#### Problem details:
In the account of the Maine drought and household repairs, what price did the secondhand Scandia look-alike wood stove cost?

— begin Source —

Next on the list in terms of importance is the well. There's been a great drought in Maine this summer, and all the rivers and ponds are lower than anyone can remember, while the leaves on the trees, especially the ash trees, are all crisp and brown long before they're due to fall.

Accordingly, our well is sucking air. Not all the time, but whenever we accidentally use too much water. The limit seems to be somewhere between 100 and 200 gallons. We can guess this from the time it takes running the water hose before the well sucks air and loses pressure. Thursday last, the well sucked air in the morning before work because I was watering the sheep while Aimee was doing laundry. Edana got into a fuss because of a big mess she made in her diaper. I was distracted and left the hose on about twice as long as was needed to fill the water tub, which probably takes around 50 gallons to fill (hence we know that we have only 100-200 gallons in the well). The well started sucking air, and didn't recover full pressure until the afternoon, when, quite worried, I finally turned the pump off, waited half an hour and turned it on again, at which point the pressure shot back up properly. At the time I was pleased, because I was getting ready to pull the well pipe and inspect and replace the foot valve. I suspect that low water caused the well to suck air, and debris in the foot valve stopped it from properly recovering. The debris must have washed out when the pump was turned off and the well pipe began to drain back.

If we just assume the recharge rate is so slow as to be negligible in the calculation, and use the formula for the volume of a cylinder to derive the height of water pumped before air is sucked, at 100 gallons in a six-inch well,  we get 21 feet of water above the foot valve, so we're nowhere near dry, and will almost certainly manage until fall rains replenish the water table. But we will have to be very careful with that hose.

Then our nice Jotul wood stove had to be taken out of service because of cracked interior heat baffles. I priced replacement baffles at around $400, which is far less than the price of a new Jotul. But this was too rich for my blood for the time being at least. I had a few other bills that I wanted to pay before parting with this amount of money directly, including the trailer. Instead I found a Scandia look-alike secondhand for $250, thinking that, even were I to eventually fix the Jotul, it would be fine to have a spare wood stove around in any case, considering that both this building and the Bale House use essentially the same size of stove. But on first use last night, the Scandia isn't properly airtight, runs away, and will need work on the door.

Finally, the oven in the kitchen range died last weekend while I was baking a cake. This range was installed brand new in 2007, and cost a fair amount at the time, so this is upsetting too. I can probably fix it, but the light and access is bad in that corner, and the stove is dirty, so I have to remove it and clean it. We decided to get a new stove instead. I'll probably try to fix this one, but then sell it on. I had to finish baking the cake in the tiny oven in the trailer.

Then there are all the other jobs we haven't had time to get to: the tomato canning, the new trailer's brakes and bearings that need to be serviced and checked, the Land Rover's muffler that needs to be replaced, and the VW's brake job that still is not finished.

— end Source —
— begin Dataset entries —

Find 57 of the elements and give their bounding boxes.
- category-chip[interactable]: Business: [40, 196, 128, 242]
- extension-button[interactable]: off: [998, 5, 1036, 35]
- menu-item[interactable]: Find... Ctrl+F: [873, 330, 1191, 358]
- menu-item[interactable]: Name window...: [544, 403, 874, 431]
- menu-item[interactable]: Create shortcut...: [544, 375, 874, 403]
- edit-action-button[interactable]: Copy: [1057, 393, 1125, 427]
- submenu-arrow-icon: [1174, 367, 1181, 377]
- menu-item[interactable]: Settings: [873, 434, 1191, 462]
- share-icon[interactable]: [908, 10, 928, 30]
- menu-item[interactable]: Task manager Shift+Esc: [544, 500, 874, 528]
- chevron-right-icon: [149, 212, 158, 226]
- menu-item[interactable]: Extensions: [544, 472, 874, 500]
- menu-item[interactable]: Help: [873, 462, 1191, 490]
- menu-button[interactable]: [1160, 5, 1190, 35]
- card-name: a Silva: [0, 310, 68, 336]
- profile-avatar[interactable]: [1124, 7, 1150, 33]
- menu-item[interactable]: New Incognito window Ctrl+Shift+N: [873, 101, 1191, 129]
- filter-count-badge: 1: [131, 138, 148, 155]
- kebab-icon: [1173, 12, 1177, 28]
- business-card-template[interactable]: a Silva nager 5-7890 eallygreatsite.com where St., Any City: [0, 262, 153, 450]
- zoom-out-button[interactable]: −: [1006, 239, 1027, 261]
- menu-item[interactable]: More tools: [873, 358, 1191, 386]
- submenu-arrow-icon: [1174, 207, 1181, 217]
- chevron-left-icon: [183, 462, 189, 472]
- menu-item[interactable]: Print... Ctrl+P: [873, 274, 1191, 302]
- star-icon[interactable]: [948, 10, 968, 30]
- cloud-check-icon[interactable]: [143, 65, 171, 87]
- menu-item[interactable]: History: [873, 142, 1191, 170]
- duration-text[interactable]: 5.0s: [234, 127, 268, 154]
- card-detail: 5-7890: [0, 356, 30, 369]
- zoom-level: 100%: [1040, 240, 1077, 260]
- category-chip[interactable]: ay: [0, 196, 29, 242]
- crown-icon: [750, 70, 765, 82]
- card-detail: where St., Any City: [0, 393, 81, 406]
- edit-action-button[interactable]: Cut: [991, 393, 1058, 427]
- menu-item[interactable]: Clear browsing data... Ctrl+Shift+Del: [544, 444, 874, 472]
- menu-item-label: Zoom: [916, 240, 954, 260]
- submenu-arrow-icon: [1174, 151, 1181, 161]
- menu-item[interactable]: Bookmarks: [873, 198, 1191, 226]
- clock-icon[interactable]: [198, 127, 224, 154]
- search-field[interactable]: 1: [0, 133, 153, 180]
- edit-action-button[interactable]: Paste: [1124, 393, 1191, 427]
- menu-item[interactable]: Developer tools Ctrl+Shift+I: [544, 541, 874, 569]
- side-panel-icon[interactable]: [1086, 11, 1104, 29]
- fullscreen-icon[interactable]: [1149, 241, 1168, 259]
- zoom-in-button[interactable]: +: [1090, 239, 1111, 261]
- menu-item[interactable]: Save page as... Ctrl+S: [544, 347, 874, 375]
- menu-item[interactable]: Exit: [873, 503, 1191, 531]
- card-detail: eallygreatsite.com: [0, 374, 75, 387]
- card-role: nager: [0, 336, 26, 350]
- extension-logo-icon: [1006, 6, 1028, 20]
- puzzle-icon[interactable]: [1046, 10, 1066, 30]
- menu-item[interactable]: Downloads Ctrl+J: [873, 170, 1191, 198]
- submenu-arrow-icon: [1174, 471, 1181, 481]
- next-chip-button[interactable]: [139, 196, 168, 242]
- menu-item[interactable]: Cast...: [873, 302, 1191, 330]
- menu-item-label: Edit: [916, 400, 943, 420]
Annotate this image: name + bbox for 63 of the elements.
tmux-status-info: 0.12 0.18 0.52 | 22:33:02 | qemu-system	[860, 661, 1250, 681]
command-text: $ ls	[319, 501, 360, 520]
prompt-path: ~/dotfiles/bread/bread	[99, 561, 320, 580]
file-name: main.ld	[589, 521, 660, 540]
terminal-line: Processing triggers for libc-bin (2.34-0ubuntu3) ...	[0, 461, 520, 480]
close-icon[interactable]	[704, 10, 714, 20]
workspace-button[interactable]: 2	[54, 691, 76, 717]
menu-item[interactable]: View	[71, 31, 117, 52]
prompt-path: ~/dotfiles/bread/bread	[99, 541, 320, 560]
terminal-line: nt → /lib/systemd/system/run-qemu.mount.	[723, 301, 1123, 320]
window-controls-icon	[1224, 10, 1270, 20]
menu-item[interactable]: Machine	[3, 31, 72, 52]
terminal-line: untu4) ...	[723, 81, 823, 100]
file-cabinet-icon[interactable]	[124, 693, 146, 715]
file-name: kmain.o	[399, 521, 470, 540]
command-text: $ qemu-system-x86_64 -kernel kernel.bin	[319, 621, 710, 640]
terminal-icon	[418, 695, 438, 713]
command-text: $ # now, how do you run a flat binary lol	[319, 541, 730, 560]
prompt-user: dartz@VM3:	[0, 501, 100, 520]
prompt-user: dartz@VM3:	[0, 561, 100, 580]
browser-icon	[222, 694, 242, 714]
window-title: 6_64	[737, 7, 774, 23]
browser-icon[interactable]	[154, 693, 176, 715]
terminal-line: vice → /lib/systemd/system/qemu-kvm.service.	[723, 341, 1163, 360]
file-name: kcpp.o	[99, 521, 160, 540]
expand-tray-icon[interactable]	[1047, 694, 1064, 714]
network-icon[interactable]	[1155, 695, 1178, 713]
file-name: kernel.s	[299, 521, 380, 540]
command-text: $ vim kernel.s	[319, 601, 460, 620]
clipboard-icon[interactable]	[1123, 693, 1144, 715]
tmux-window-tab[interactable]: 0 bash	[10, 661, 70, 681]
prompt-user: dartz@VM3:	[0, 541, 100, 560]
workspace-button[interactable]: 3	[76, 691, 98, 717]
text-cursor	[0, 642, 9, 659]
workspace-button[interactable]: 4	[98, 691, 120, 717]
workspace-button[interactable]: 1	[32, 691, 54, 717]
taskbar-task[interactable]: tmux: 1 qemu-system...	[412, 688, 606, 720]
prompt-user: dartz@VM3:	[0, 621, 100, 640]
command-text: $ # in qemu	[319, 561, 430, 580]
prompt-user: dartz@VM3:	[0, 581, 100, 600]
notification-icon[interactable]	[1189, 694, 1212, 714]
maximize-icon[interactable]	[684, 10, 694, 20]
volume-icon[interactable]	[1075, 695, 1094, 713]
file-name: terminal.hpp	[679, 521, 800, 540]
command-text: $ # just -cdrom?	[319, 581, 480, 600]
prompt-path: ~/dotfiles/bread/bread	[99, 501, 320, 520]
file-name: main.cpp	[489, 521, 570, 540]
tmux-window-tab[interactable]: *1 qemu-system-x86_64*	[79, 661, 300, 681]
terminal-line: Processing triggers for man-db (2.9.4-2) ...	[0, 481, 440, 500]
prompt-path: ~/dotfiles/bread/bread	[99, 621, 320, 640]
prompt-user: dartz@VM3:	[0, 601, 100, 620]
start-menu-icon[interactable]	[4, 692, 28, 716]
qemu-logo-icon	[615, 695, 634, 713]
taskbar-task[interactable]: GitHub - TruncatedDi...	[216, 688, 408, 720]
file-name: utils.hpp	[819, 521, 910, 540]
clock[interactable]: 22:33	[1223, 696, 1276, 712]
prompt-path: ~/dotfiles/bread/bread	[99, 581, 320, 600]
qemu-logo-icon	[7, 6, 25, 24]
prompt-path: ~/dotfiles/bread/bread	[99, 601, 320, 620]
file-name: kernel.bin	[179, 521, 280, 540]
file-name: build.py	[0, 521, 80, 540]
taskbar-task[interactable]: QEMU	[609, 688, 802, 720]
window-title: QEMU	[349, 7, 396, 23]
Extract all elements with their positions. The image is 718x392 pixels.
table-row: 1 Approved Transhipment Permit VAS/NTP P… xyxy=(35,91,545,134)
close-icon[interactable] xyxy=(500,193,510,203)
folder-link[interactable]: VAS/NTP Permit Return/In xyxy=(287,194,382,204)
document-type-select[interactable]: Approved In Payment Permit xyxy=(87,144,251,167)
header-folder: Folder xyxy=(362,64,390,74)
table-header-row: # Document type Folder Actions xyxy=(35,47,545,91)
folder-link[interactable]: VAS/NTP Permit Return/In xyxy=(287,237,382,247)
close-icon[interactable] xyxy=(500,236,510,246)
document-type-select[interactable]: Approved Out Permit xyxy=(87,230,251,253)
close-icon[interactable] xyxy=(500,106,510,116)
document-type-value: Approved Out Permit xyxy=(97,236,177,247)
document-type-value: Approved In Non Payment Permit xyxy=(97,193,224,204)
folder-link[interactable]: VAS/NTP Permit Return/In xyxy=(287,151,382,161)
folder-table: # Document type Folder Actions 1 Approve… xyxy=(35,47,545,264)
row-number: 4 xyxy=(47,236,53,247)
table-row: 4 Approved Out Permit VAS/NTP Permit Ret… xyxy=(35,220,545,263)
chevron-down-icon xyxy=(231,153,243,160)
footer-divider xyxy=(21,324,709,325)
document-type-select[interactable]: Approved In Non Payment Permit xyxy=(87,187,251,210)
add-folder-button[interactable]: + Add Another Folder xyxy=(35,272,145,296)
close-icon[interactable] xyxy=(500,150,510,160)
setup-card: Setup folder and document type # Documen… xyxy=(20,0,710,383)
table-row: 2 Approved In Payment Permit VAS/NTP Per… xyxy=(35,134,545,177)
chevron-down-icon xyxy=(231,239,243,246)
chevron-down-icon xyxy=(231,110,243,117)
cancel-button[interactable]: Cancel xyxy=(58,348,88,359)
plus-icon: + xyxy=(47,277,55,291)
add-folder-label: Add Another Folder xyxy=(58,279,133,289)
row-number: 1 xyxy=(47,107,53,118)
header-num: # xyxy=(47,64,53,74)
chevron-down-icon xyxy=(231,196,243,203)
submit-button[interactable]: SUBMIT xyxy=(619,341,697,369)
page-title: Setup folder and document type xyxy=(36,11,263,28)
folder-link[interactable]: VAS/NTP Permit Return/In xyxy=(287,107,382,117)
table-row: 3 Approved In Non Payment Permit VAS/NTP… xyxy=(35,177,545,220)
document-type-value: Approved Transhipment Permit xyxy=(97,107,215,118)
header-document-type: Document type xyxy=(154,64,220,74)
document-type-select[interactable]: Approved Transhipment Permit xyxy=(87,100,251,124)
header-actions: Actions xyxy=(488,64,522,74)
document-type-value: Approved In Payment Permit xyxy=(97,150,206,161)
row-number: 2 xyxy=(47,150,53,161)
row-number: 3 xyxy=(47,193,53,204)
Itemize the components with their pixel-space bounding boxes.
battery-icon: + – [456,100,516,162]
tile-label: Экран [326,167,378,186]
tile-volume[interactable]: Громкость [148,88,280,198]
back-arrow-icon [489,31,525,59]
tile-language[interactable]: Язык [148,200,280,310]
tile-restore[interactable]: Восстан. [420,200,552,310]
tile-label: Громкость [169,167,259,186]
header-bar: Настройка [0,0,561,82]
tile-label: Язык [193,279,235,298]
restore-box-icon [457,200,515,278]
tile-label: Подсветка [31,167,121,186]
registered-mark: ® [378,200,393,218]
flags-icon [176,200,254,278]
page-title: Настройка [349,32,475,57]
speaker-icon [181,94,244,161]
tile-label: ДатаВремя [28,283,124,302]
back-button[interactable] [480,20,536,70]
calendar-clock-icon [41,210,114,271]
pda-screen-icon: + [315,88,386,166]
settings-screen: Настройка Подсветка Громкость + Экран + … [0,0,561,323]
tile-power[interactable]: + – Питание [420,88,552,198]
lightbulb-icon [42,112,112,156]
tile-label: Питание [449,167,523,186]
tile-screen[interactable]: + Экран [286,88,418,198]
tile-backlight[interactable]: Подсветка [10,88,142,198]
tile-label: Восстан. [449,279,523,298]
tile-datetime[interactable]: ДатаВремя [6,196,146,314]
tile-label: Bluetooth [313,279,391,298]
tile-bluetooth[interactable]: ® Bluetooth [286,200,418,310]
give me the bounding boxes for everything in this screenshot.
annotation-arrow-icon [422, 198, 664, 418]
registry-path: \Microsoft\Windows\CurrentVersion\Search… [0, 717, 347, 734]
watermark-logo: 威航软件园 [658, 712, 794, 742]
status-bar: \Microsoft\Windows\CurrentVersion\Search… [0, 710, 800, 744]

— end Dataset entries —

#### The result:
$250